◆ WHAT YOU HAVE TO DO
Look through the lines below and extract any with the word "name".

◆ RECORDS SUPPLIED
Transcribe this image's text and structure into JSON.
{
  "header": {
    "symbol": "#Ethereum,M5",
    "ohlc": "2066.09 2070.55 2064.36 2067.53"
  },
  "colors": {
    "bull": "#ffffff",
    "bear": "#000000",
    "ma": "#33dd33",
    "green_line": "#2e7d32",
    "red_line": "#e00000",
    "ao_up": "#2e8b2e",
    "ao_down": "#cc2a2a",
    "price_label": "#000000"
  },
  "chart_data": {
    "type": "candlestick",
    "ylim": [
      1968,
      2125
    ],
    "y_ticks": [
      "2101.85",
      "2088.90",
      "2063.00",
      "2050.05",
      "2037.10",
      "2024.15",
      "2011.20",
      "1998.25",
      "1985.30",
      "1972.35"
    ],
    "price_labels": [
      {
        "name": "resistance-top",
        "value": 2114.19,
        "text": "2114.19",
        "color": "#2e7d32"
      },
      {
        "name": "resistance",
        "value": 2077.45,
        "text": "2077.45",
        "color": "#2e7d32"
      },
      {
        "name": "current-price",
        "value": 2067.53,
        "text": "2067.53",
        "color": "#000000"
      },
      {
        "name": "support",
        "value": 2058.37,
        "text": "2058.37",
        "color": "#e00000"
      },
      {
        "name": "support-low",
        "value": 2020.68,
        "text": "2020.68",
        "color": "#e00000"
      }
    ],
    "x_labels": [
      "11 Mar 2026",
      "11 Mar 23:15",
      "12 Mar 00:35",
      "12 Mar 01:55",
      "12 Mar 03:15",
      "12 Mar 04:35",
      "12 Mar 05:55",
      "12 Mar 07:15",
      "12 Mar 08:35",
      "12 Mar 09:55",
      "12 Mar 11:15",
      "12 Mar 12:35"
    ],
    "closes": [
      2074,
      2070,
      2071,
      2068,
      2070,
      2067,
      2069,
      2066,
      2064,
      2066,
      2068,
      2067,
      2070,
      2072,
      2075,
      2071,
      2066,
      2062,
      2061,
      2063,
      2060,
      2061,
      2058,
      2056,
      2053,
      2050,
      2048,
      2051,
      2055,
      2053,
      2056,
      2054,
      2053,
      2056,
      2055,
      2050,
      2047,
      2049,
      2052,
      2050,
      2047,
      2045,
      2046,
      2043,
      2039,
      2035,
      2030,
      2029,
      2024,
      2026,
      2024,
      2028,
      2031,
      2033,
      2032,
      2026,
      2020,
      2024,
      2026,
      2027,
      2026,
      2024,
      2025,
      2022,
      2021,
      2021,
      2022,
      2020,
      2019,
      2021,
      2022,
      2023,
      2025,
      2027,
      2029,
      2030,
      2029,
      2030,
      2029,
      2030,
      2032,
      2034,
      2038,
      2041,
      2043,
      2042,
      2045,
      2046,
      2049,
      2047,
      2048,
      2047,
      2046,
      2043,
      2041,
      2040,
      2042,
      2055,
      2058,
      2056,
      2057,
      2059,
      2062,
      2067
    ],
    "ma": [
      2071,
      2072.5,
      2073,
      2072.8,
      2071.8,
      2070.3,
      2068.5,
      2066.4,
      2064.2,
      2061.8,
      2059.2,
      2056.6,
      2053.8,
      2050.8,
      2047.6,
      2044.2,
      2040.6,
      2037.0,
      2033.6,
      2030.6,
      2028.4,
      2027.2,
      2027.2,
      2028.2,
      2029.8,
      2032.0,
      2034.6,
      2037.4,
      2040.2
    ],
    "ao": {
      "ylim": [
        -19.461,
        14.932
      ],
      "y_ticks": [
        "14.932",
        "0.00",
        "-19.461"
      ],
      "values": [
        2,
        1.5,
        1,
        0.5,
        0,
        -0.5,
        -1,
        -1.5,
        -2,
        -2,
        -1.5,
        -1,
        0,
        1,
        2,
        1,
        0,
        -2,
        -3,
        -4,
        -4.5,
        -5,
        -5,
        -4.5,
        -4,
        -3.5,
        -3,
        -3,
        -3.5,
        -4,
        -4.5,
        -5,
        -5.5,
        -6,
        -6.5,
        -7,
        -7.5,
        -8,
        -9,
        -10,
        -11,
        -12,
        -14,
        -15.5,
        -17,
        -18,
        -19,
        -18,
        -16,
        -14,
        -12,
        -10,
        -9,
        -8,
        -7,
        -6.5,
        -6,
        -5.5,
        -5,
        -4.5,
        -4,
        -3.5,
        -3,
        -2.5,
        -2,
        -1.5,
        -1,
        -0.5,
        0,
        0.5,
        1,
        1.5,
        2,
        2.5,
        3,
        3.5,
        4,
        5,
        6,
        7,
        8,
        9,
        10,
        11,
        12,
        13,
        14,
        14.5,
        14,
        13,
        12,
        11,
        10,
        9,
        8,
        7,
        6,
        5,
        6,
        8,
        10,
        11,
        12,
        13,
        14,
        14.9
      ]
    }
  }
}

◆ EXPECTED ANSWER
        "name": "resistance-top",
        "name": "resistance",
        "name": "current-price",
        "name": "support",
        "name": "support-low",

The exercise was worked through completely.